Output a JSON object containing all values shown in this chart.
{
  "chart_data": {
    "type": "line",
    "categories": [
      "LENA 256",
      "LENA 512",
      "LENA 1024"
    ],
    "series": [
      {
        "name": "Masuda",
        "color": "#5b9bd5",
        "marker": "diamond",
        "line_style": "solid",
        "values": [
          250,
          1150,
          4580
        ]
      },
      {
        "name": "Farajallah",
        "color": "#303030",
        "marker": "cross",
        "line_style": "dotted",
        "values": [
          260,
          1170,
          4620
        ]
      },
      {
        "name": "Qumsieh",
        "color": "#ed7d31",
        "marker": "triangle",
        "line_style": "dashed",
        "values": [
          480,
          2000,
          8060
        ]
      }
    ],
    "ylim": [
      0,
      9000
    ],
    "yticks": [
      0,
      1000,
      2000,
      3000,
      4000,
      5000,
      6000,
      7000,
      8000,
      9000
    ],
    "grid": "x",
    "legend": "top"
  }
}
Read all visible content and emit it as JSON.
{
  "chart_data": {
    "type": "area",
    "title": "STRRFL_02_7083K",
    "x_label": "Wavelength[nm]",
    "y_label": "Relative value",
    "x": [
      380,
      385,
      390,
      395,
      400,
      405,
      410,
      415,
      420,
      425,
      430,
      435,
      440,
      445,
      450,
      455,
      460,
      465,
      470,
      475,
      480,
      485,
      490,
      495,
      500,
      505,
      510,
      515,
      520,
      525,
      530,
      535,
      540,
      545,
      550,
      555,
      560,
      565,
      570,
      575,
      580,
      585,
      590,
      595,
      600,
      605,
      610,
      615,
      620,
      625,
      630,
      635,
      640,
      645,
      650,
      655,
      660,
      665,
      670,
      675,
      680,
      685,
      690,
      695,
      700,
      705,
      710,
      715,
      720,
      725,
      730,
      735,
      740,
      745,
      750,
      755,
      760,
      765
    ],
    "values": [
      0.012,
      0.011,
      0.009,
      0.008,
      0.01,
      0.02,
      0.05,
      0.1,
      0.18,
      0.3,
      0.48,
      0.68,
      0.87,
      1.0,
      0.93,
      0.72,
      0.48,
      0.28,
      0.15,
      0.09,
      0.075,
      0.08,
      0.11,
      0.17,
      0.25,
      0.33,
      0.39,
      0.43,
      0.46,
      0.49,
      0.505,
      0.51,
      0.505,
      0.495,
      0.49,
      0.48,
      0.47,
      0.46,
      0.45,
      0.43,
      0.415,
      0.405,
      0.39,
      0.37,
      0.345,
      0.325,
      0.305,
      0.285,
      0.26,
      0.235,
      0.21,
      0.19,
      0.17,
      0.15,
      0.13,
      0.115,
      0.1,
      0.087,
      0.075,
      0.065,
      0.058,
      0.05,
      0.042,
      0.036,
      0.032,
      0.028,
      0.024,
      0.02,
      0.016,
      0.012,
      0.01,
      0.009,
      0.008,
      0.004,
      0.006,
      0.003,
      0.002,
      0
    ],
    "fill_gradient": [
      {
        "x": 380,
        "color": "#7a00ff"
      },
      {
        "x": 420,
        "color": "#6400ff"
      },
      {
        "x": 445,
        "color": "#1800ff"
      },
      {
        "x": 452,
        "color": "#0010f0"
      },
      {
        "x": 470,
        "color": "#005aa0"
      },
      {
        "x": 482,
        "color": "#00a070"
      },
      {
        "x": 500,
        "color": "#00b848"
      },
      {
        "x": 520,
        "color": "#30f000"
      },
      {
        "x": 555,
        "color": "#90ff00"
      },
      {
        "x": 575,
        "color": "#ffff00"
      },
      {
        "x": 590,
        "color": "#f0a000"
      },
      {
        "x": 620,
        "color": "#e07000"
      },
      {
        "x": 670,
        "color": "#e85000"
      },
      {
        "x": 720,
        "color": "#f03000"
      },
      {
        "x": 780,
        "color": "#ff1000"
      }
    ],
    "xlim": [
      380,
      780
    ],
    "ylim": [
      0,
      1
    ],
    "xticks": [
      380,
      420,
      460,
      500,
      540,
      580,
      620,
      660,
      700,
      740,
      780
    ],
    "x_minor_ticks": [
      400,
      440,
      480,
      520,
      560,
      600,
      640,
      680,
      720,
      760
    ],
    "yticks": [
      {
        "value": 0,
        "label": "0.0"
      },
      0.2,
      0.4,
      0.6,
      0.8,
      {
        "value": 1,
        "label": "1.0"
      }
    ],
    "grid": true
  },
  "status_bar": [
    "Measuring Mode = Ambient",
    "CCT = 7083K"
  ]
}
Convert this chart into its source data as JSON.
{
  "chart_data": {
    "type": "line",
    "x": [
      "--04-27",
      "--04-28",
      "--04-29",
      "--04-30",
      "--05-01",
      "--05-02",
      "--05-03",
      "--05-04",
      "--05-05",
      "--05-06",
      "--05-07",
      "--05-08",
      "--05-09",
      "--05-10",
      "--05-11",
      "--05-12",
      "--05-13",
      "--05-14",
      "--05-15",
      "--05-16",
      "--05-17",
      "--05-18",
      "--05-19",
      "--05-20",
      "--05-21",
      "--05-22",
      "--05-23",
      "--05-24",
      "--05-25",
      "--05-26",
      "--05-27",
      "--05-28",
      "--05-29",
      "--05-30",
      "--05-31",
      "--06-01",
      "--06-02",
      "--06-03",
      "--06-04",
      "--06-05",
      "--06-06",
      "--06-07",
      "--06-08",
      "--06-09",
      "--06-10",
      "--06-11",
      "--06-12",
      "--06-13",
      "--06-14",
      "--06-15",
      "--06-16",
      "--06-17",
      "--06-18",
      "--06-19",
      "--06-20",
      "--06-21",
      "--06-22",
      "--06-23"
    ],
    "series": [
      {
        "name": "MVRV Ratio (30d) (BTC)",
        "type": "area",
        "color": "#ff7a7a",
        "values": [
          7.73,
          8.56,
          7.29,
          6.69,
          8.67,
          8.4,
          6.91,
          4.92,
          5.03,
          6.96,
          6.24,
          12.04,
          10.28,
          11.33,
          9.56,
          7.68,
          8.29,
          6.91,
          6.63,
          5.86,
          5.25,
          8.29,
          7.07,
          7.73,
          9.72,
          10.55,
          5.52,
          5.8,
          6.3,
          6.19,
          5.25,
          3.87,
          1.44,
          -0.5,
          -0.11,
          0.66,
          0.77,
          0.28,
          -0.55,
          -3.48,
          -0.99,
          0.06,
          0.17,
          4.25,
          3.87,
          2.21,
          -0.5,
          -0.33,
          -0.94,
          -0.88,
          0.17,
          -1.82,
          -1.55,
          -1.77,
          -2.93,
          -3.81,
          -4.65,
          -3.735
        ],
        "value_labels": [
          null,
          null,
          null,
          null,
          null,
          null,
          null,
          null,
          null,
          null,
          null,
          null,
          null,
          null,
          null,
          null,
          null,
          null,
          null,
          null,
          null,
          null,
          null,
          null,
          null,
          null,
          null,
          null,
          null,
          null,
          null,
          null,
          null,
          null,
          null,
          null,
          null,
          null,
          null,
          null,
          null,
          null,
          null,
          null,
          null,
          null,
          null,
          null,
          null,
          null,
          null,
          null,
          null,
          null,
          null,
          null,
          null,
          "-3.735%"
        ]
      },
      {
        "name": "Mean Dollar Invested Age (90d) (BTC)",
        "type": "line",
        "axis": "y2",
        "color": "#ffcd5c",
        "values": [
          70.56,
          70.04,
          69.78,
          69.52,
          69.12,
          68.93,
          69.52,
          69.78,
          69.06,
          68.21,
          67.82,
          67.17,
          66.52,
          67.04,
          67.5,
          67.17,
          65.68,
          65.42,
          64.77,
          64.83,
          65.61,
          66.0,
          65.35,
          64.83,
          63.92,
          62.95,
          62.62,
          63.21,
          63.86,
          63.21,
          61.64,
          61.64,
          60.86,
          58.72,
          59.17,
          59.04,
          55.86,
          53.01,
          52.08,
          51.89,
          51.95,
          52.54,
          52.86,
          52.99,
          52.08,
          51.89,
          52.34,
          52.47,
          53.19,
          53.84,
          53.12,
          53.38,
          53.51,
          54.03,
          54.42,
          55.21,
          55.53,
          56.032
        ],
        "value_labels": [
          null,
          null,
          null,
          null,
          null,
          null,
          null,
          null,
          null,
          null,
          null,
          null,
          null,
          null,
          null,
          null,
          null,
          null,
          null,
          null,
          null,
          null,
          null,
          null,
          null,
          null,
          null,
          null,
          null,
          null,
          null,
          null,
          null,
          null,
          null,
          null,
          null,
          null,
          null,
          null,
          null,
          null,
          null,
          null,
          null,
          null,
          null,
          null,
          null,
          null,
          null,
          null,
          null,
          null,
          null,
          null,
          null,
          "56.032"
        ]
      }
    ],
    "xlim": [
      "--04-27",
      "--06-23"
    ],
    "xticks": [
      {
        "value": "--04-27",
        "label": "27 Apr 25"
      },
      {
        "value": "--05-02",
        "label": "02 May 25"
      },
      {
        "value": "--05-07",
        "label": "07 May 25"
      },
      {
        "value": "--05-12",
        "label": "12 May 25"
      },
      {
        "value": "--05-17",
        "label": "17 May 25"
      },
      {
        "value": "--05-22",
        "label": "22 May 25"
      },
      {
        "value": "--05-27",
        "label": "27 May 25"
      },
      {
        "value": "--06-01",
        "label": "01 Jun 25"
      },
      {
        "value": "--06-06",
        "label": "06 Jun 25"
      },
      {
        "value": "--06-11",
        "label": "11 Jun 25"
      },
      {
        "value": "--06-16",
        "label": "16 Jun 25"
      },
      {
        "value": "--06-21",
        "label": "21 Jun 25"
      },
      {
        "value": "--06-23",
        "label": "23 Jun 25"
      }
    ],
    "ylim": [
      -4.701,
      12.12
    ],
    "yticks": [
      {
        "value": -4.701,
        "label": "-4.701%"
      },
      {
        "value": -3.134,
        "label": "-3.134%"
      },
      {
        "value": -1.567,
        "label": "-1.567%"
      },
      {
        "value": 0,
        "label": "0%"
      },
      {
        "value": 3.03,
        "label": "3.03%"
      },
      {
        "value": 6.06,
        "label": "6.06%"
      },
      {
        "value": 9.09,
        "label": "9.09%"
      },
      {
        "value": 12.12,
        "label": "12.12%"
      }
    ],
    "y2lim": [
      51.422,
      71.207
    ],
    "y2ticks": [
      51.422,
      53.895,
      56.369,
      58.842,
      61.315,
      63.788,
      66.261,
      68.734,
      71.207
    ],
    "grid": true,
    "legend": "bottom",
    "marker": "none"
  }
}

■ Work to complete
Check each line above for the word "this" and copy the ones that have it.

■ Answer in full
Output a JSON object containing all values shown in this chart.
Convert this chart into its source data as JSON.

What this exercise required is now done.